▸ **TASK BRIEF**
Set down all of the data that follows word for word, without the images.

[Rows from a figure dataset]
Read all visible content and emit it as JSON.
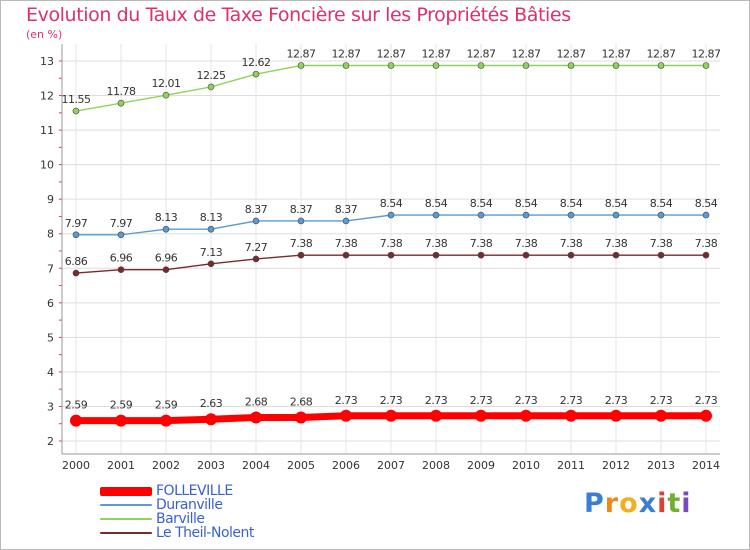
{
  "chart_data": {
    "type": "line",
    "title": "Evolution du Taux de Taxe Foncière sur les Propriétés Bâties",
    "ylabel": "(en %)",
    "xlabel": "",
    "ylim": [
      2,
      13
    ],
    "yticks": [
      2,
      3,
      4,
      5,
      6,
      7,
      8,
      9,
      10,
      11,
      12,
      13
    ],
    "categories": [
      "2000",
      "2001",
      "2002",
      "2003",
      "2004",
      "2005",
      "2006",
      "2007",
      "2008",
      "2009",
      "2010",
      "2011",
      "2012",
      "2013",
      "2014"
    ],
    "series": [
      {
        "name": "FOLLEVILLE",
        "color": "#ff0000",
        "values": [
          2.59,
          2.59,
          2.59,
          2.63,
          2.68,
          2.68,
          2.73,
          2.73,
          2.73,
          2.73,
          2.73,
          2.73,
          2.73,
          2.73,
          2.73
        ],
        "labels": [
          "2.59",
          "2.59",
          "2.59",
          "2.63",
          "2.68",
          "2.68",
          "2.73",
          "2.73",
          "2.73",
          "2.73",
          "2.73",
          "2.73",
          "2.73",
          "2.73",
          "2.73"
        ]
      },
      {
        "name": "Duranville",
        "color": "#5a9bd5",
        "values": [
          7.97,
          7.97,
          8.13,
          8.13,
          8.37,
          8.37,
          8.37,
          8.54,
          8.54,
          8.54,
          8.54,
          8.54,
          8.54,
          8.54,
          8.54
        ],
        "labels": [
          "7.97",
          "7.97",
          "8.13",
          "8.13",
          "8.37",
          "8.37",
          "8.37",
          "8.54",
          "8.54",
          "8.54",
          "8.54",
          "8.54",
          "8.54",
          "8.54",
          "8.54"
        ]
      },
      {
        "name": "Barville",
        "color": "#8fd45a",
        "values": [
          11.55,
          11.78,
          12.01,
          12.25,
          12.62,
          12.87,
          12.87,
          12.87,
          12.87,
          12.87,
          12.87,
          12.87,
          12.87,
          12.87,
          12.87
        ],
        "labels": [
          "11.55",
          "11.78",
          "12.01",
          "12.25",
          "12.62",
          "12.87",
          "12.87",
          "12.87",
          "12.87",
          "12.87",
          "12.87",
          "12.87",
          "12.87",
          "12.87",
          "12.87"
        ]
      },
      {
        "name": "Le Theil-Nolent",
        "color": "#7a2a2a",
        "values": [
          6.86,
          6.96,
          6.96,
          7.13,
          7.27,
          7.38,
          7.38,
          7.38,
          7.38,
          7.38,
          7.38,
          7.38,
          7.38,
          7.38,
          7.38
        ],
        "labels": [
          "6.86",
          "6.96",
          "6.96",
          "7.13",
          "7.27",
          "7.38",
          "7.38",
          "7.38",
          "7.38",
          "7.38",
          "7.38",
          "7.38",
          "7.38",
          "7.38",
          "7.38"
        ]
      }
    ],
    "legend_position": "bottom-left",
    "grid": true
  },
  "logo": {
    "letters": [
      "P",
      "r",
      "o",
      "x",
      "i",
      "t",
      "i"
    ],
    "colors": [
      "#3a7fd0",
      "#e88a1a",
      "#f0b020",
      "#3a7fd0",
      "#e04030",
      "#70b030",
      "#7a4ac0"
    ]
  }
}
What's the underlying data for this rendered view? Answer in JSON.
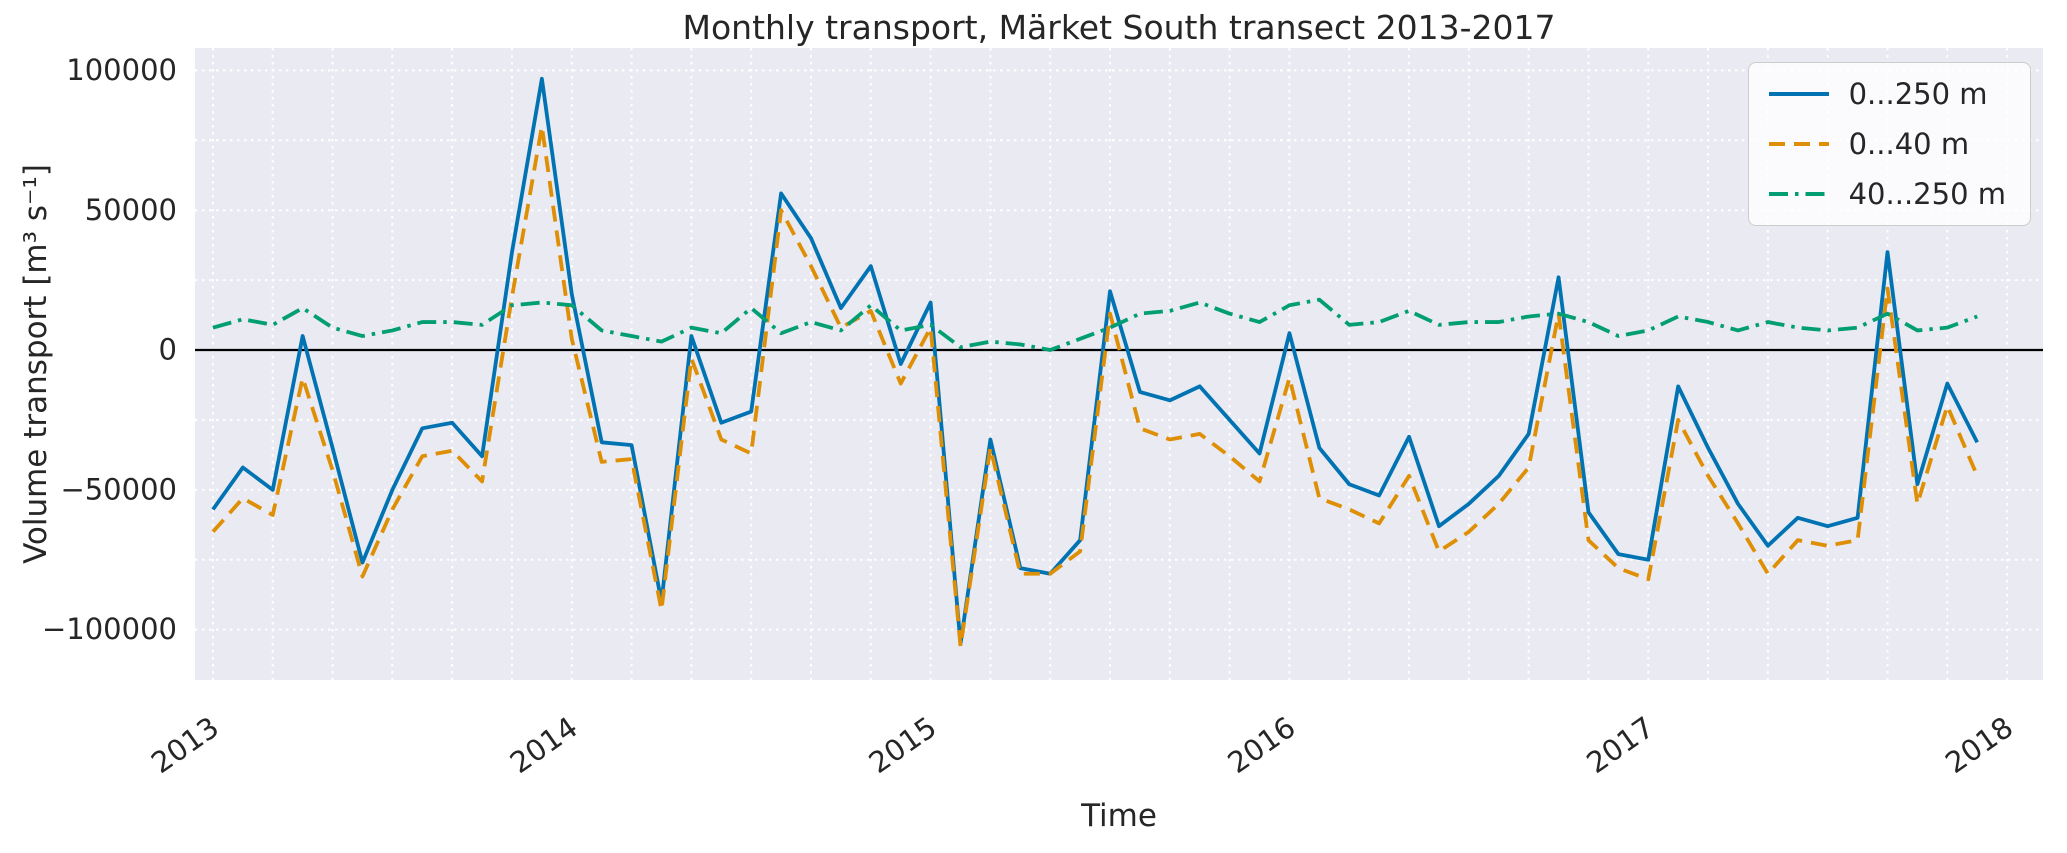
{
  "figure": {
    "title": "Monthly transport, Märket South transect 2013-2017",
    "xlabel": "Time",
    "ylabel": "Volume transport [m³ s⁻¹]",
    "background_color": "#ffffff",
    "plot_background_color": "#eaeaf2",
    "grid_color": "#ffffff",
    "zero_line_color": "#000000",
    "text_color": "#262626"
  },
  "chart_data": {
    "type": "line",
    "title": "Monthly transport, Märket South transect 2013-2017",
    "xlabel": "Time",
    "ylabel": "Volume transport [m^3 s^-1]",
    "x_interval": "monthly",
    "x_start": 2013.0,
    "x_step": 0.0833333,
    "n_points": 60,
    "xlim": [
      2012.95,
      2018.1
    ],
    "ylim": [
      -118000,
      108000
    ],
    "x_ticks": [
      2013,
      2014,
      2015,
      2016,
      2017,
      2018
    ],
    "x_tick_labels": [
      "2013",
      "2014",
      "2015",
      "2016",
      "2017",
      "2018"
    ],
    "y_ticks": [
      -100000,
      -50000,
      0,
      50000,
      100000
    ],
    "y_tick_labels": [
      "−100000",
      "−50000",
      "0",
      "50000",
      "100000"
    ],
    "grid": "white dotted gridlines, vertical every 2 months, horizontal every 25000",
    "legend_position": "upper right",
    "series": [
      {
        "id": "total",
        "name": "0...250 m",
        "color": "#0173b2",
        "line_style": "solid",
        "values": [
          -57000,
          -42000,
          -50000,
          5000,
          -35000,
          -76000,
          -50000,
          -28000,
          -26000,
          -38000,
          35000,
          97000,
          20000,
          -33000,
          -34000,
          -90000,
          5000,
          -26000,
          -22000,
          56000,
          40000,
          15000,
          30000,
          -5000,
          17000,
          -105000,
          -32000,
          -78000,
          -80000,
          -68000,
          21000,
          -15000,
          -18000,
          -13000,
          -25000,
          -37000,
          6000,
          -35000,
          -48000,
          -52000,
          -31000,
          -63000,
          -55000,
          -45000,
          -30000,
          26000,
          -58000,
          -73000,
          -75000,
          -13000,
          -35000,
          -55000,
          -70000,
          -60000,
          -63000,
          -60000,
          35000,
          -48000,
          -12000,
          -33000
        ]
      },
      {
        "id": "surface",
        "name": "0...40 m",
        "color": "#de8f05",
        "line_style": "dashed",
        "values": [
          -65000,
          -53000,
          -59000,
          -10000,
          -43000,
          -81000,
          -57000,
          -38000,
          -36000,
          -47000,
          19000,
          80000,
          4000,
          -40000,
          -39000,
          -93000,
          -3000,
          -32000,
          -37000,
          50000,
          30000,
          8000,
          14000,
          -12000,
          8000,
          -106000,
          -35000,
          -80000,
          -80000,
          -72000,
          13000,
          -28000,
          -32000,
          -30000,
          -38000,
          -47000,
          -10000,
          -53000,
          -57000,
          -62000,
          -45000,
          -72000,
          -65000,
          -55000,
          -42000,
          13000,
          -68000,
          -78000,
          -82000,
          -25000,
          -45000,
          -62000,
          -80000,
          -68000,
          -70000,
          -68000,
          22000,
          -55000,
          -20000,
          -45000
        ]
      },
      {
        "id": "deep",
        "name": "40...250 m",
        "color": "#029e73",
        "line_style": "dashdot",
        "values": [
          8000,
          11000,
          9000,
          15000,
          8000,
          5000,
          7000,
          10000,
          10000,
          9000,
          16000,
          17000,
          16000,
          7000,
          5000,
          3000,
          8000,
          6000,
          15000,
          6000,
          10000,
          7000,
          16000,
          7000,
          9000,
          1000,
          3000,
          2000,
          0,
          4000,
          8000,
          13000,
          14000,
          17000,
          13000,
          10000,
          16000,
          18000,
          9000,
          10000,
          14000,
          9000,
          10000,
          10000,
          12000,
          13000,
          10000,
          5000,
          7000,
          12000,
          10000,
          7000,
          10000,
          8000,
          7000,
          8000,
          13000,
          7000,
          8000,
          12000
        ]
      }
    ]
  }
}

▸ **RESULT**
Read all visible content and emit it as JSON.
{
  "chart_data": {
    "type": "line",
    "title": "Evolution du Taux de Taxe Foncière sur les Propriétés Bâties",
    "ylabel": "(en %)",
    "xlabel": "",
    "ylim": [
      2,
      13
    ],
    "yticks": [
      2,
      3,
      4,
      5,
      6,
      7,
      8,
      9,
      10,
      11,
      12,
      13
    ],
    "categories": [
      "2000",
      "2001",
      "2002",
      "2003",
      "2004",
      "2005",
      "2006",
      "2007",
      "2008",
      "2009",
      "2010",
      "2011",
      "2012",
      "2013",
      "2014"
    ],
    "series": [
      {
        "name": "FOLLEVILLE",
        "color": "#ff0000",
        "values": [
          2.59,
          2.59,
          2.59,
          2.63,
          2.68,
          2.68,
          2.73,
          2.73,
          2.73,
          2.73,
          2.73,
          2.73,
          2.73,
          2.73,
          2.73
        ],
        "labels": [
          "2.59",
          "2.59",
          "2.59",
          "2.63",
          "2.68",
          "2.68",
          "2.73",
          "2.73",
          "2.73",
          "2.73",
          "2.73",
          "2.73",
          "2.73",
          "2.73",
          "2.73"
        ]
      },
      {
        "name": "Duranville",
        "color": "#5a9bd5",
        "values": [
          7.97,
          7.97,
          8.13,
          8.13,
          8.37,
          8.37,
          8.37,
          8.54,
          8.54,
          8.54,
          8.54,
          8.54,
          8.54,
          8.54,
          8.54
        ],
        "labels": [
          "7.97",
          "7.97",
          "8.13",
          "8.13",
          "8.37",
          "8.37",
          "8.37",
          "8.54",
          "8.54",
          "8.54",
          "8.54",
          "8.54",
          "8.54",
          "8.54",
          "8.54"
        ]
      },
      {
        "name": "Barville",
        "color": "#8fd45a",
        "values": [
          11.55,
          11.78,
          12.01,
          12.25,
          12.62,
          12.87,
          12.87,
          12.87,
          12.87,
          12.87,
          12.87,
          12.87,
          12.87,
          12.87,
          12.87
        ],
        "labels": [
          "11.55",
          "11.78",
          "12.01",
          "12.25",
          "12.62",
          "12.87",
          "12.87",
          "12.87",
          "12.87",
          "12.87",
          "12.87",
          "12.87",
          "12.87",
          "12.87",
          "12.87"
        ]
      },
      {
        "name": "Le Theil-Nolent",
        "color": "#7a2a2a",
        "values": [
          6.86,
          6.96,
          6.96,
          7.13,
          7.27,
          7.38,
          7.38,
          7.38,
          7.38,
          7.38,
          7.38,
          7.38,
          7.38,
          7.38,
          7.38
        ],
        "labels": [
          "6.86",
          "6.96",
          "6.96",
          "7.13",
          "7.27",
          "7.38",
          "7.38",
          "7.38",
          "7.38",
          "7.38",
          "7.38",
          "7.38",
          "7.38",
          "7.38",
          "7.38"
        ]
      }
    ],
    "legend_position": "bottom-left",
    "grid": true
  },
  "logo": {
    "letters": [
      "P",
      "r",
      "o",
      "x",
      "i",
      "t",
      "i"
    ],
    "colors": [
      "#3a7fd0",
      "#e88a1a",
      "#f0b020",
      "#3a7fd0",
      "#e04030",
      "#70b030",
      "#7a4ac0"
    ]
  }
}
What's the underlying data for this rendered view? Answer in JSON.
{
  "figure": {
    "title": "Monthly transport, Märket South transect 2013-2017",
    "xlabel": "Time",
    "ylabel": "Volume transport [m³ s⁻¹]",
    "background_color": "#ffffff",
    "plot_background_color": "#eaeaf2",
    "grid_color": "#ffffff",
    "zero_line_color": "#000000",
    "text_color": "#262626"
  },
  "chart_data": {
    "type": "line",
    "title": "Monthly transport, Märket South transect 2013-2017",
    "xlabel": "Time",
    "ylabel": "Volume transport [m^3 s^-1]",
    "x_interval": "monthly",
    "x_start": 2013.0,
    "x_step": 0.0833333,
    "n_points": 60,
    "xlim": [
      2012.95,
      2018.1
    ],
    "ylim": [
      -118000,
      108000
    ],
    "x_ticks": [
      2013,
      2014,
      2015,
      2016,
      2017,
      2018
    ],
    "x_tick_labels": [
      "2013",
      "2014",
      "2015",
      "2016",
      "2017",
      "2018"
    ],
    "y_ticks": [
      -100000,
      -50000,
      0,
      50000,
      100000
    ],
    "y_tick_labels": [
      "−100000",
      "−50000",
      "0",
      "50000",
      "100000"
    ],
    "grid": "white dotted gridlines, vertical every 2 months, horizontal every 25000",
    "legend_position": "upper right",
    "series": [
      {
        "id": "total",
        "name": "0...250 m",
        "color": "#0173b2",
        "line_style": "solid",
        "values": [
          -57000,
          -42000,
          -50000,
          5000,
          -35000,
          -76000,
          -50000,
          -28000,
          -26000,
          -38000,
          35000,
          97000,
          20000,
          -33000,
          -34000,
          -90000,
          5000,
          -26000,
          -22000,
          56000,
          40000,
          15000,
          30000,
          -5000,
          17000,
          -105000,
          -32000,
          -78000,
          -80000,
          -68000,
          21000,
          -15000,
          -18000,
          -13000,
          -25000,
          -37000,
          6000,
          -35000,
          -48000,
          -52000,
          -31000,
          -63000,
          -55000,
          -45000,
          -30000,
          26000,
          -58000,
          -73000,
          -75000,
          -13000,
          -35000,
          -55000,
          -70000,
          -60000,
          -63000,
          -60000,
          35000,
          -48000,
          -12000,
          -33000
        ]
      },
      {
        "id": "surface",
        "name": "0...40 m",
        "color": "#de8f05",
        "line_style": "dashed",
        "values": [
          -65000,
          -53000,
          -59000,
          -10000,
          -43000,
          -81000,
          -57000,
          -38000,
          -36000,
          -47000,
          19000,
          80000,
          4000,
          -40000,
          -39000,
          -93000,
          -3000,
          -32000,
          -37000,
          50000,
          30000,
          8000,
          14000,
          -12000,
          8000,
          -106000,
          -35000,
          -80000,
          -80000,
          -72000,
          13000,
          -28000,
          -32000,
          -30000,
          -38000,
          -47000,
          -10000,
          -53000,
          -57000,
          -62000,
          -45000,
          -72000,
          -65000,
          -55000,
          -42000,
          13000,
          -68000,
          -78000,
          -82000,
          -25000,
          -45000,
          -62000,
          -80000,
          -68000,
          -70000,
          -68000,
          22000,
          -55000,
          -20000,
          -45000
        ]
      },
      {
        "id": "deep",
        "name": "40...250 m",
        "color": "#029e73",
        "line_style": "dashdot",
        "values": [
          8000,
          11000,
          9000,
          15000,
          8000,
          5000,
          7000,
          10000,
          10000,
          9000,
          16000,
          17000,
          16000,
          7000,
          5000,
          3000,
          8000,
          6000,
          15000,
          6000,
          10000,
          7000,
          16000,
          7000,
          9000,
          1000,
          3000,
          2000,
          0,
          4000,
          8000,
          13000,
          14000,
          17000,
          13000,
          10000,
          16000,
          18000,
          9000,
          10000,
          14000,
          9000,
          10000,
          10000,
          12000,
          13000,
          10000,
          5000,
          7000,
          12000,
          10000,
          7000,
          10000,
          8000,
          7000,
          8000,
          13000,
          7000,
          8000,
          12000
        ]
      }
    ]
  }
}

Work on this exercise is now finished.